§ Potongan Teks
+++++

Tanggal 31 Agusutus 2019 saya berada di Dusun Clapar. Kami kemudian mengecek kembali perlengkapan yang akan dibawa, agar tidak ada yang tertinggal. Setelah selesai mengecek, kami yang berjumlah 14 orang langsung menaiki mobil pick-up Mitsubishi Colt T120ss yang sudah dipesan oleh pemuda dusun sebelumnya. Kira-kira 15-20 menit kemudian, kami sampai di titik awal pendakian. Oh ya, sebelumnya kami minta izin dulu kepada Tetua Desa Sang “Juru Kunci” untuk mendaki lewat jalur akan kami tempuh. Jalur yang kami lalui ini bukanlah jalur resmi pendakian, artinya tidak dibuka untuk umum. Jalur ini hanya diperuntukkan kepada orang-orang desa untuk berkebun atau mendaki gunung.

Kami mulai mendaki pukul 14.00 WIB. Titik awal pendakian merupakan perkebunan warga berupa tanaman tembakau. Memang, di area sekeliling Gunung Sumbing kebanyakan ditanami tembakau oleh warga. Tanaman tembakau ini kami jumpai hingga sampai di pos satu. Setelah melewati pos satu kami lanjut pendakian hingga sampai di area camp pada pukul 19.00 WIB. Kami tidak terlalu banyak berhenti di jalan. Kalau pun berhenti hanya sebentar untuk minum atau memperbaki tali sepatu yang longgar. Selain itu, kami juga perlu mengenal tradisi orang desa ketika mendaki, mematuhi tatakrama, di samping mengikuti aturan “Pencinta Alam”.

+++++

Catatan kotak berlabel
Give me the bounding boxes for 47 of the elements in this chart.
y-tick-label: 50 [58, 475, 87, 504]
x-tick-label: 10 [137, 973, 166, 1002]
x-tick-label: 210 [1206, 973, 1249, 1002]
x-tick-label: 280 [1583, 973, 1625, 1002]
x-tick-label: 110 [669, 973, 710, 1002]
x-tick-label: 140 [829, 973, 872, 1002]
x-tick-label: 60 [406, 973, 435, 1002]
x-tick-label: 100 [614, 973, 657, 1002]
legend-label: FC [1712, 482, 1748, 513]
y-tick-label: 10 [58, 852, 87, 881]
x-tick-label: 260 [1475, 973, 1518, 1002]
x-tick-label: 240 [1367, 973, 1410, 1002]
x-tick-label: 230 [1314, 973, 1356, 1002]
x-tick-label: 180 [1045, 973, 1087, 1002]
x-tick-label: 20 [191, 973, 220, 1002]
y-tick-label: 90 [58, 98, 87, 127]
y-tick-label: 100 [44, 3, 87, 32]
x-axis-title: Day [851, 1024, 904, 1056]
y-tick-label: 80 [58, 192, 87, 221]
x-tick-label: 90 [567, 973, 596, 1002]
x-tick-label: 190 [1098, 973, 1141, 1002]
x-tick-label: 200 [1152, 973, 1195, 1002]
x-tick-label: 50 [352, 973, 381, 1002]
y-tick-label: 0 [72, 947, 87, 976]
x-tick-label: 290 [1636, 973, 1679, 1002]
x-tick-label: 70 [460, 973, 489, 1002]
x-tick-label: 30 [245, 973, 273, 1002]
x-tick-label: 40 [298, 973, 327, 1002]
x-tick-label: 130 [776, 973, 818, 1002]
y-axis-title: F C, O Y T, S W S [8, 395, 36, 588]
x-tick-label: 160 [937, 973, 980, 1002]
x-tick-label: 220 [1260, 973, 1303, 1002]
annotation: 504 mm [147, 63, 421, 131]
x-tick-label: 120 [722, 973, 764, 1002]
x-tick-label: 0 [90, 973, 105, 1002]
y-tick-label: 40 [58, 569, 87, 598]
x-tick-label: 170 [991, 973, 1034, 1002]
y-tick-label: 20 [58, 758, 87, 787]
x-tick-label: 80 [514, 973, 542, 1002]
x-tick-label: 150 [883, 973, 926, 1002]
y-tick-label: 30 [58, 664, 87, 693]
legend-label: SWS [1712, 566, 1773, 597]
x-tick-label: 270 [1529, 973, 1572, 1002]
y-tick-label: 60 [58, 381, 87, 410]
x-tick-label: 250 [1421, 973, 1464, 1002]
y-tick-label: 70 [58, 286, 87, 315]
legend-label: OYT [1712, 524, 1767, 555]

+++++

§ Tujuan Tugas
a: Tentukan apakah tiap pernyataan ini sesuai dengan teks pendakian Gunung Sumbing: (i) rombongan berjumlah 14 orang; (ii) jalur yang dilalui rombongan adalah jalur resmi yang dibuka untuk umum; (iii) rombongan tiba di area camp pukul 19.00 WIB. Jawab ya atau tidak untuk masing-masing, sertakan kutipan persis kata-kata penentunya dari teks.
b: Tuliskan kelanjutan teks pendakian Gunung Sumbing, dimulai sesudah kalimat terakhirnya.
Catatan di atas diambil dari sumber yang berbeda.

§ Pembahasan Soal
a:
(i) Ya: "kami yang berjumlah 14 orang"
(ii) Tidak: "Jalur yang kami lalui ini bukanlah jalur resmi pendakian, artinya tidak dibuka untuk umum"
(iii) Ya: "sampai di area camp pada pukul 19.00 WIB"

b:
Sesampai di area camp, kami langsung mendirikan tenda. Setelah tenda berdiri dengan kokoh kami langsung persiapan makan malam dengan bekal yang dibawa dari bawah. Setelah selasai, kami langsung tidur karena angin di luar terlalu kencang. Tidak ada yang begadang, semua tertidur hingga bangun sebelum matahari terbit dari ufuk Timur.

Pagi itu, kami tidak sarapan. Kami hanya minum dan makan roti serta snack yang dibawa dari bawah. Selesai sarapan, kami langsung beres-beres untuk melanjutkan perjalanan ke puncak yang bisa ditempuh dalam waktu 2 jam. Sesampai di puncak, kami istirahat sebentar sambil menikmati buah kelapa tua serta meminum airnya. Sudah menjadi tradisi bagi orang desa ketika mendaki Gunung Sumbing, yaitu membawa buah kelapa dan gula jawa. Pokoknya, sangat enak rasanya apalagi dinikmati di puncak dengan cuaca yang cukup menyengat.

Setelah puas menikmati buah kelapa, kami menuruni Puncak Gunung Sumbing melalui “pintu masuk” menuju kawah gunung yang terletak tidak jauh dari petilasan Makam Ki Ageng Makukuhan. Sebelum berziarah ke petilasan, kami menyantap mie instan terlebih dahulu. Kami menyantap dengan cara berbeda. Dan ini adalah pengalaman pertama saya. Jadi begini, kami tidak membawa kompor portable ke atas. Lalu, bagaimana caranya agar kami dapat menikmati mie instan dengan air panas? Saya secara pribadi bingung karena terbiasa membawa kompor untuk memanaskan air. Jadi, untuk kali ini saya hanya mengikuti arahan dari pemuda dusun. Pertama-tama, mie instan dibuka bagian atasnya saja. Setelah itu, diisi dengan air kira-kira ¾ dari volume maksimal. Kemudian diikat menggunakan karet gelang, lalu dikasih tali raffia kira-kira 1-2 meter, seperti akan memancing.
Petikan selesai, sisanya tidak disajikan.